◆ EJERCICIO BREVE A ◆
Transcribe el fragmento del texto sobre Shakespeare que empieza en las palabras "En la literatura, como" y termina después de "gente normal entiende).".
◆ EJERCICIO BREVE B ◆
Enumera todos los países que el texto sobre Shakespeare asocia con una figura literaria.

◆ TEXTO PROPORCIONADO ◆

============

"¡Así, el poeta será un guerrero y el guerrero un poeta!" (Alejandro Jodorowsky, "La Casta de los Metabarones")
lunes, 23 de abril de 2012
William Shakespeare – Julio César (c. 1599)
“El mal siempre sobrevive a sus autores; en cambio, el bien a menudo se entierra con sus huesos”.
Pensaba hoy traeros la crítica de La espada rota, de Poul Anderson (que he terminado hace cosa de una hora), pero he recordado que tenía esta otra pendiente desde hace un par de semanas. Y como hoy es el Día del Libro, San Jorge (mi santo, ya de paso) y se supone que Shakespeare murió este día, según el calendario juliano (aunque según el gregoriano murió el 3 de mayo que, por casualidades de la vida, es mi cumpleaños. Está claro que soy de signo ilustre para las letras), pues es un bonito y humilde homenaje, espero, este análisis que traigo.
En la literatura, como en muchas otras artes, cada país (cada lengua, en este caso) tiene a un portaestandarte que la eleva a cumbres milagrosas: en España, Cervantes; en Alemania, Goethe; en Francia, Victor Hugo; Dante en Italia… Sin embargo, dos figuras (cuya existencia se pone hoy en día en entredicho, por cierto) sobresalen por encima del resto: Homero, en Grecia; y Shakespeare, en Inglaterra. Y el bardo inmortal de Stratford es, sin duda, el más universal de los dos (aunque solo sea porque se expresa en una lengua que, a priori, la gente normal entiende).
Poco sabemos a ciencia cierta de la vida del dramaturgo inglés. Sí que nació en la ciudad de Stratford-upon-Avon en 1564 (en una región que no es famosa únicamente por tan ilustre ciudadano, sino también porque hace unas tazas para el café maravillosas); que se casó con diecinueve años y tuvo tres hijos; y que murió en su ciudad natal en 1616. Tuvo una infancia bastante pícara y turbulenta (su familia no era precisamente acomodada) y se sabe que en su juventud llegó a ser azotado por robar ciervos. Trabajó en el oficio familiar y junto a un abogado, y con 24 años se fue a vivir a Londres. Allí comenzó a trabajar como actor en una compañía teatral, y a escribir algunos poemas; finalmente, espoleado por algún mecenas con buen ojo, se lanzó a escribir obras de teatro, legándonos así maravillas como El rey Lear, Sueño de una noche de verano, Otelo, El mercader de Venecia, Mucho ruido y pocas nueces, Macbeth, Julio César, Romeo y Julieta o Hamlet.

============

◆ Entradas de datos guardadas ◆

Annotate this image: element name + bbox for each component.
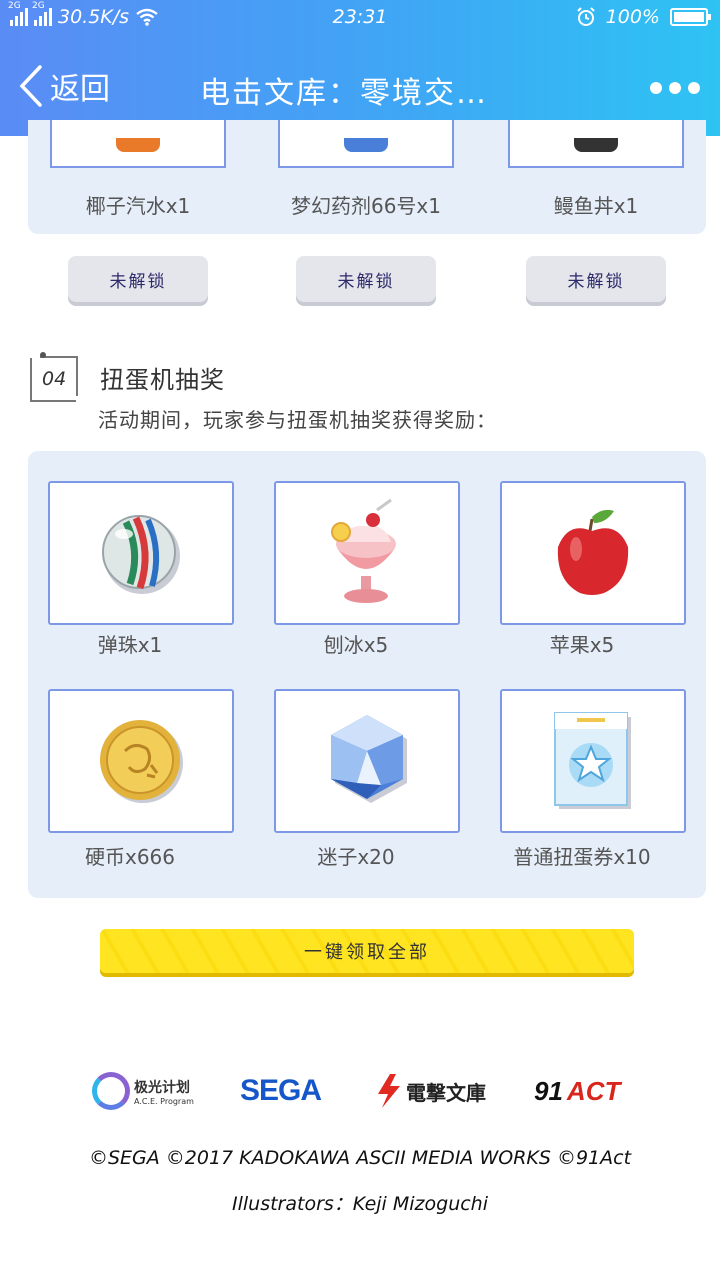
reward-card: [274, 481, 460, 625]
sega-logo: SEGA: [240, 1074, 322, 1107]
coin-icon: [100, 720, 183, 803]
alarm-icon: [576, 7, 595, 26]
coconut-soda-icon: [116, 138, 160, 152]
reward-name: 梦幻药剂66号x1: [290, 194, 441, 218]
gacha-reward-panel: 弹珠x1 刨冰x5 苹果x5 硬币x666 迷子x20 普通扭蛋券x10: [28, 451, 706, 898]
status-bar: 2G 2G 30.5K/s 23:31 100%: [0, 0, 720, 36]
reward-name: 迷子x20: [317, 845, 395, 869]
reward-name: 苹果x5: [549, 633, 615, 657]
locked-button[interactable]: 未解锁: [296, 256, 436, 302]
crystal-icon: [331, 715, 407, 803]
reward-card: [48, 481, 234, 625]
section-number-badge: 04: [30, 352, 78, 402]
locked-button[interactable]: 未解锁: [68, 256, 208, 302]
reward-card: [500, 481, 686, 625]
claim-all-button[interactable]: 一键领取全部: [100, 929, 634, 973]
reward-name: 弹珠x1: [97, 633, 163, 657]
gacha-ticket-icon: [554, 712, 631, 809]
reward-card: [48, 689, 234, 833]
reward-card: [278, 120, 454, 168]
ace-logo-subtext: A.C.E. Program: [134, 1096, 194, 1106]
reward-card: [508, 120, 684, 168]
91act-number: 91: [534, 1075, 563, 1106]
reward-name: 椰子汽水x1: [85, 194, 191, 218]
chevron-left-icon: [19, 65, 42, 107]
more-dot-icon: [688, 82, 700, 94]
back-label: 返回: [50, 72, 110, 107]
91act-logo: 91 ACT: [534, 1068, 620, 1114]
shaved-ice-icon: [331, 498, 396, 603]
section-description: 活动期间，玩家参与扭蛋机抽奖获得奖励：: [98, 408, 497, 432]
page-title: 电击文库：零境交…: [200, 76, 488, 111]
illustrators-text: Illustrators：Keji Mizoguchi: [232, 1193, 488, 1215]
apple-icon: [557, 509, 629, 595]
battery-icon: [670, 8, 711, 26]
reward-card: [274, 689, 460, 833]
ace-ring-icon: [92, 1072, 130, 1110]
more-dot-icon: [650, 82, 662, 94]
dengeki-logo: 電撃文庫: [376, 1068, 486, 1114]
reward-card: [500, 689, 686, 833]
copyright-text: ©SEGA ©2017 KADOKAWA ASCII MEDIA WORKS ©…: [88, 1147, 632, 1169]
locked-button[interactable]: 未解锁: [526, 256, 666, 302]
section-title: 扭蛋机抽奖: [100, 366, 225, 394]
reward-name: 普通扭蛋券x10: [513, 845, 651, 869]
reward-panel-previous: 椰子汽水x1 梦幻药剂66号x1 鳗鱼丼x1: [28, 120, 706, 234]
more-dot-icon: [669, 82, 681, 94]
marble-icon: [102, 515, 180, 594]
reward-card: [50, 120, 226, 168]
footer-logos: 极光计划 A.C.E. Program SEGA 電撃文庫 91 ACT: [0, 1068, 720, 1114]
eel-bowl-icon: [574, 138, 618, 152]
ace-logo-text: 极光计划: [134, 1079, 190, 1096]
header: 返回 电击文库：零境交…: [0, 56, 720, 120]
potion-icon: [344, 138, 388, 152]
reward-name: 硬币x666: [84, 845, 175, 869]
dengeki-logo-text: 電撃文庫: [406, 1080, 486, 1105]
status-right: 100%: [576, 6, 711, 28]
91act-text: ACT: [566, 1075, 621, 1106]
reward-name: 刨冰x5: [323, 633, 389, 657]
battery-percent: 100%: [605, 6, 660, 28]
top-bar: 2G 2G 30.5K/s 23:31 100% 返回 电击文库：零境交…: [0, 0, 720, 136]
back-button[interactable]: 返回: [18, 64, 110, 108]
more-menu-button[interactable]: [650, 82, 700, 94]
reward-name: 鳗鱼丼x1: [553, 194, 639, 218]
lightning-icon: [378, 1074, 400, 1108]
ace-program-logo: 极光计划 A.C.E. Program: [92, 1068, 194, 1114]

============

◆ RESPUESTA A ◆
En la literatura, como en muchas otras artes, cada país (cada lengua, en este caso) tiene a un portaestandarte que la eleva a cumbres milagrosas: en España, Cervantes; en Alemania, Goethe; en Francia, Victor Hugo; Dante en Italia… Sin embargo, dos figuras (cuya existencia se pone hoy en día en entredicho, por cierto) sobresalen por encima del resto: Homero, en Grecia; y Shakespeare, en Inglaterra. Y el bardo inmortal de Stratford es, sin duda, el más universal de los dos (aunque solo sea porque se expresa en una lengua que, a priori, la gente normal entiende).

◆ RESPUESTA B ◆
España, Alemania, Francia, Italia, Grecia e Inglaterra.